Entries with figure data
::::::::
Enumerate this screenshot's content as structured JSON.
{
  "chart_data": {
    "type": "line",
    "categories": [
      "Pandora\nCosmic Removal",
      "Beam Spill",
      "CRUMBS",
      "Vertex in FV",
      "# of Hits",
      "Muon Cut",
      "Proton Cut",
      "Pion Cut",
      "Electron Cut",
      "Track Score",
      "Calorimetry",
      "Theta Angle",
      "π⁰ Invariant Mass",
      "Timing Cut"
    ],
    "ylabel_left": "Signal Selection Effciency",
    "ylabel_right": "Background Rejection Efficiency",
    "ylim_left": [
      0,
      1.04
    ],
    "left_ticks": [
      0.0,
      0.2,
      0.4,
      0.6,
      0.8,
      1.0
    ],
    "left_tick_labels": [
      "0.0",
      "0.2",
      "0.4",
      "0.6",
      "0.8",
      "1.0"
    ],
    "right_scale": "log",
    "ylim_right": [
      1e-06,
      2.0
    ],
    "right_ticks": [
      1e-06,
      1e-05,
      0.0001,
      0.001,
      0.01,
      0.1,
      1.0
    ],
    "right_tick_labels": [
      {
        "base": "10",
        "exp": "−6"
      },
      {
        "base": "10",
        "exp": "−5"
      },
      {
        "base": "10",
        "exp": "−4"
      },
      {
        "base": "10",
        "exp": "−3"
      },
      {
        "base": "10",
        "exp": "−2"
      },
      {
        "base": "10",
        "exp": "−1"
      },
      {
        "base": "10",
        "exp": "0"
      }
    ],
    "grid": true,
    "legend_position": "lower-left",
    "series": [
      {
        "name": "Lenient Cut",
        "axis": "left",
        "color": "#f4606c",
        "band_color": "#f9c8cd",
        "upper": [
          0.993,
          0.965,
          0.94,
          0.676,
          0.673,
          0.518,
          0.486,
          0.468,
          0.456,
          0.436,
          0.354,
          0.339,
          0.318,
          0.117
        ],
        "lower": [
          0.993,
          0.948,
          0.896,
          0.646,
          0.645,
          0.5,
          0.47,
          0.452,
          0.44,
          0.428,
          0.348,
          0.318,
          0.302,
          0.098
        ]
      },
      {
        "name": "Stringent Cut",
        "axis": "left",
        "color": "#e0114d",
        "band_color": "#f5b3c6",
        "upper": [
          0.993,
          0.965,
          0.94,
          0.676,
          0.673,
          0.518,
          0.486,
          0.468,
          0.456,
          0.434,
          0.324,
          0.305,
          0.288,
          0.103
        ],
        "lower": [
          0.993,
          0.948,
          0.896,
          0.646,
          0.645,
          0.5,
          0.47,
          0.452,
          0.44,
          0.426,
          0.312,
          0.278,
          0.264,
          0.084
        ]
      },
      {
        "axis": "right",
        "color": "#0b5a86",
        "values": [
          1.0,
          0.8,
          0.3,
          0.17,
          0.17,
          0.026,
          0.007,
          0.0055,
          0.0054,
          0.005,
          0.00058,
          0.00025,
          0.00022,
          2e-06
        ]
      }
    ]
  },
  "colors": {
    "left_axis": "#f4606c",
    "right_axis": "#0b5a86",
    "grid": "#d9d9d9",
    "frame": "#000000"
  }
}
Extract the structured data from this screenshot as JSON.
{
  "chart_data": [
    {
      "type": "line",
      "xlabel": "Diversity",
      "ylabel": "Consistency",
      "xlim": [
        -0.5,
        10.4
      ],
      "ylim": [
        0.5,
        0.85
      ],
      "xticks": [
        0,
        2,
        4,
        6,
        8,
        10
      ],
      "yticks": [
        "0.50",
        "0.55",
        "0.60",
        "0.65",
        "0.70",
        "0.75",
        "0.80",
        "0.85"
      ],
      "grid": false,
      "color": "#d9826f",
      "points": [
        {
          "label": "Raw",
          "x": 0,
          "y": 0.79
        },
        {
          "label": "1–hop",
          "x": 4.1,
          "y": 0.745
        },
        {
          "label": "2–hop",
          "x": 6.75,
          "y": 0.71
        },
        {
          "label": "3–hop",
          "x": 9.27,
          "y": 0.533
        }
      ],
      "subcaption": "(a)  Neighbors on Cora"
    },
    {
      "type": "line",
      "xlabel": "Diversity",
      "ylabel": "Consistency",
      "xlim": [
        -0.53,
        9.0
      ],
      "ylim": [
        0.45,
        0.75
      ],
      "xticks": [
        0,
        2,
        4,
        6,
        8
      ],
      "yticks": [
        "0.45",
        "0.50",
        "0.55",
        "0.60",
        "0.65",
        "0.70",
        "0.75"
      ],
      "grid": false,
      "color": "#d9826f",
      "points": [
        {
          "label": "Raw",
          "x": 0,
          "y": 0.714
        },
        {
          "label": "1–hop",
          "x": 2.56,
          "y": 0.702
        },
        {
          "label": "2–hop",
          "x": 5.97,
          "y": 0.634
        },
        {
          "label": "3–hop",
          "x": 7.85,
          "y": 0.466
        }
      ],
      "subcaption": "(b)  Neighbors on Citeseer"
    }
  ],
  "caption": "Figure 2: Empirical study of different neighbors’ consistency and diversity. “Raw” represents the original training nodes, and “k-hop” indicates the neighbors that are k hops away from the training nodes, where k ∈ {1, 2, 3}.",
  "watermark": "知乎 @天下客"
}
::::::::
» **WHAT THE EXERCISE ASKS**
Copy every line exactly. Leave nothing out.

» **RESPONSE FOR THIS EXERCISE**
Enumerate this screenshot's content as structured JSON.
{
  "chart_data": {
    "type": "line",
    "categories": [
      "Pandora\nCosmic Removal",
      "Beam Spill",
      "CRUMBS",
      "Vertex in FV",
      "# of Hits",
      "Muon Cut",
      "Proton Cut",
      "Pion Cut",
      "Electron Cut",
      "Track Score",
      "Calorimetry",
      "Theta Angle",
      "π⁰ Invariant Mass",
      "Timing Cut"
    ],
    "ylabel_left": "Signal Selection Effciency",
    "ylabel_right": "Background Rejection Efficiency",
    "ylim_left": [
      0,
      1.04
    ],
    "left_ticks": [
      0.0,
      0.2,
      0.4,
      0.6,
      0.8,
      1.0
    ],
    "left_tick_labels": [
      "0.0",
      "0.2",
      "0.4",
      "0.6",
      "0.8",
      "1.0"
    ],
    "right_scale": "log",
    "ylim_right": [
      1e-06,
      2.0
    ],
    "right_ticks": [
      1e-06,
      1e-05,
      0.0001,
      0.001,
      0.01,
      0.1,
      1.0
    ],
    "right_tick_labels": [
      {
        "base": "10",
        "exp": "−6"
      },
      {
        "base": "10",
        "exp": "−5"
      },
      {
        "base": "10",
        "exp": "−4"
      },
      {
        "base": "10",
        "exp": "−3"
      },
      {
        "base": "10",
        "exp": "−2"
      },
      {
        "base": "10",
        "exp": "−1"
      },
      {
        "base": "10",
        "exp": "0"
      }
    ],
    "grid": true,
    "legend_position": "lower-left",
    "series": [
      {
        "name": "Lenient Cut",
        "axis": "left",
        "color": "#f4606c",
        "band_color": "#f9c8cd",
        "upper": [
          0.993,
          0.965,
          0.94,
          0.676,
          0.673,
          0.518,
          0.486,
          0.468,
          0.456,
          0.436,
          0.354,
          0.339,
          0.318,
          0.117
        ],
        "lower": [
          0.993,
          0.948,
          0.896,
          0.646,
          0.645,
          0.5,
          0.47,
          0.452,
          0.44,
          0.428,
          0.348,
          0.318,
          0.302,
          0.098
        ]
      },
      {
        "name": "Stringent Cut",
        "axis": "left",
        "color": "#e0114d",
        "band_color": "#f5b3c6",
        "upper": [
          0.993,
          0.965,
          0.94,
          0.676,
          0.673,
          0.518,
          0.486,
          0.468,
          0.456,
          0.434,
          0.324,
          0.305,
          0.288,
          0.103
        ],
        "lower": [
          0.993,
          0.948,
          0.896,
          0.646,
          0.645,
          0.5,
          0.47,
          0.452,
          0.44,
          0.426,
          0.312,
          0.278,
          0.264,
          0.084
        ]
      },
      {
        "axis": "right",
        "color": "#0b5a86",
        "values": [
          1.0,
          0.8,
          0.3,
          0.17,
          0.17,
          0.026,
          0.007,
          0.0055,
          0.0054,
          0.005,
          0.00058,
          0.00025,
          0.00022,
          2e-06
        ]
      }
    ]
  },
  "colors": {
    "left_axis": "#f4606c",
    "right_axis": "#0b5a86",
    "grid": "#d9d9d9",
    "frame": "#000000"
  }
}
Extract the structured data from this screenshot as JSON.
{
  "chart_data": [
    {
      "type": "line",
      "xlabel": "Diversity",
      "ylabel": "Consistency",
      "xlim": [
        -0.5,
        10.4
      ],
      "ylim": [
        0.5,
        0.85
      ],
      "xticks": [
        0,
        2,
        4,
        6,
        8,
        10
      ],
      "yticks": [
        "0.50",
        "0.55",
        "0.60",
        "0.65",
        "0.70",
        "0.75",
        "0.80",
        "0.85"
      ],
      "grid": false,
      "color": "#d9826f",
      "points": [
        {
          "label": "Raw",
          "x": 0,
          "y": 0.79
        },
        {
          "label": "1–hop",
          "x": 4.1,
          "y": 0.745
        },
        {
          "label": "2–hop",
          "x": 6.75,
          "y": 0.71
        },
        {
          "label": "3–hop",
          "x": 9.27,
          "y": 0.533
        }
      ],
      "subcaption": "(a)  Neighbors on Cora"
    },
    {
      "type": "line",
      "xlabel": "Diversity",
      "ylabel": "Consistency",
      "xlim": [
        -0.53,
        9.0
      ],
      "ylim": [
        0.45,
        0.75
      ],
      "xticks": [
        0,
        2,
        4,
        6,
        8
      ],
      "yticks": [
        "0.45",
        "0.50",
        "0.55",
        "0.60",
        "0.65",
        "0.70",
        "0.75"
      ],
      "grid": false,
      "color": "#d9826f",
      "points": [
        {
          "label": "Raw",
          "x": 0,
          "y": 0.714
        },
        {
          "label": "1–hop",
          "x": 2.56,
          "y": 0.702
        },
        {
          "label": "2–hop",
          "x": 5.97,
          "y": 0.634
        },
        {
          "label": "3–hop",
          "x": 7.85,
          "y": 0.466
        }
      ],
      "subcaption": "(b)  Neighbors on Citeseer"
    }
  ],
  "caption": "Figure 2: Empirical study of different neighbors’ consistency and diversity. “Raw” represents the original training nodes, and “k-hop” indicates the neighbors that are k hops away from the training nodes, where k ∈ {1, 2, 3}.",
  "watermark": "知乎 @天下客"
}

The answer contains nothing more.